Some records:
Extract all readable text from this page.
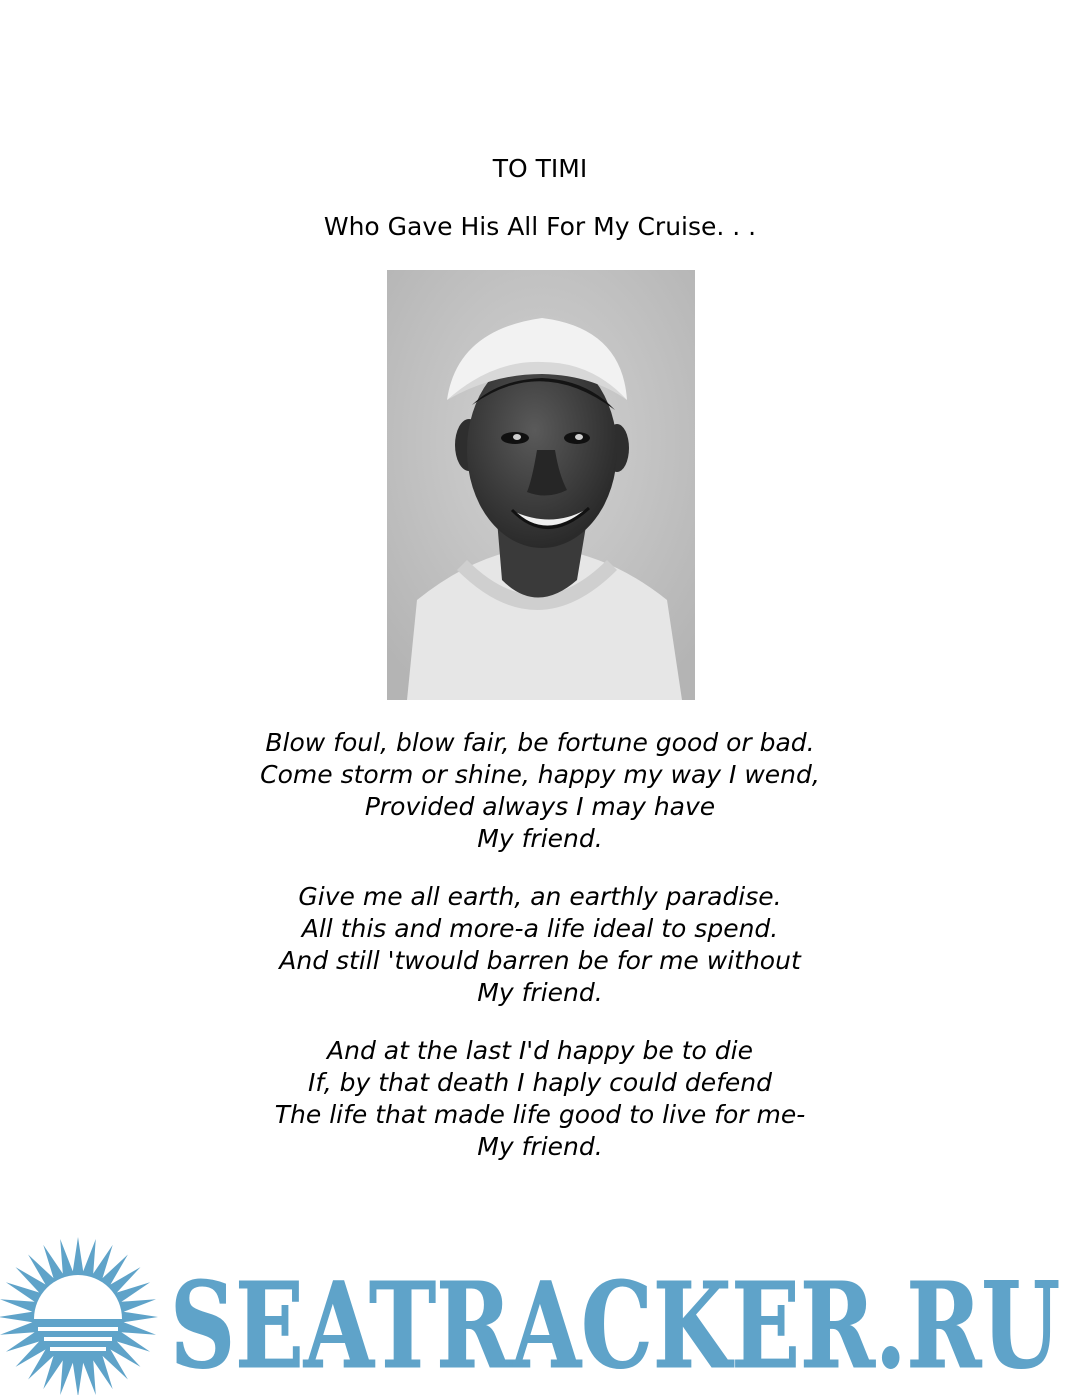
TO TIMI
Who Gave His All For My Cruise. . .
Blow foul, blow fair, be fortune good or bad.
Come storm or shine, happy my way I wend,
Provided always I may have
My friend.
Give me all earth, an earthly paradise.
All this and more-a life ideal to spend.
And still 'twould barren be for me without
My friend.
And at the last I'd happy be to die
If, by that death I haply could defend
The life that made life good to live for me-
My friend.
SEATRACKER.RU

> Problem statement: The records above are to be restated exactly, without their pictures.

> Full response:
Extract all readable text from this page.
TO TIMI
Who Gave His All For My Cruise. . .
Blow foul, blow fair, be fortune good or bad.
Come storm or shine, happy my way I wend,
Provided always I may have
My friend.
Give me all earth, an earthly paradise.
All this and more-a life ideal to spend.
And still 'twould barren be for me without
My friend.
And at the last I'd happy be to die
If, by that death I haply could defend
The life that made life good to live for me-
My friend.
SEATRACKER.RU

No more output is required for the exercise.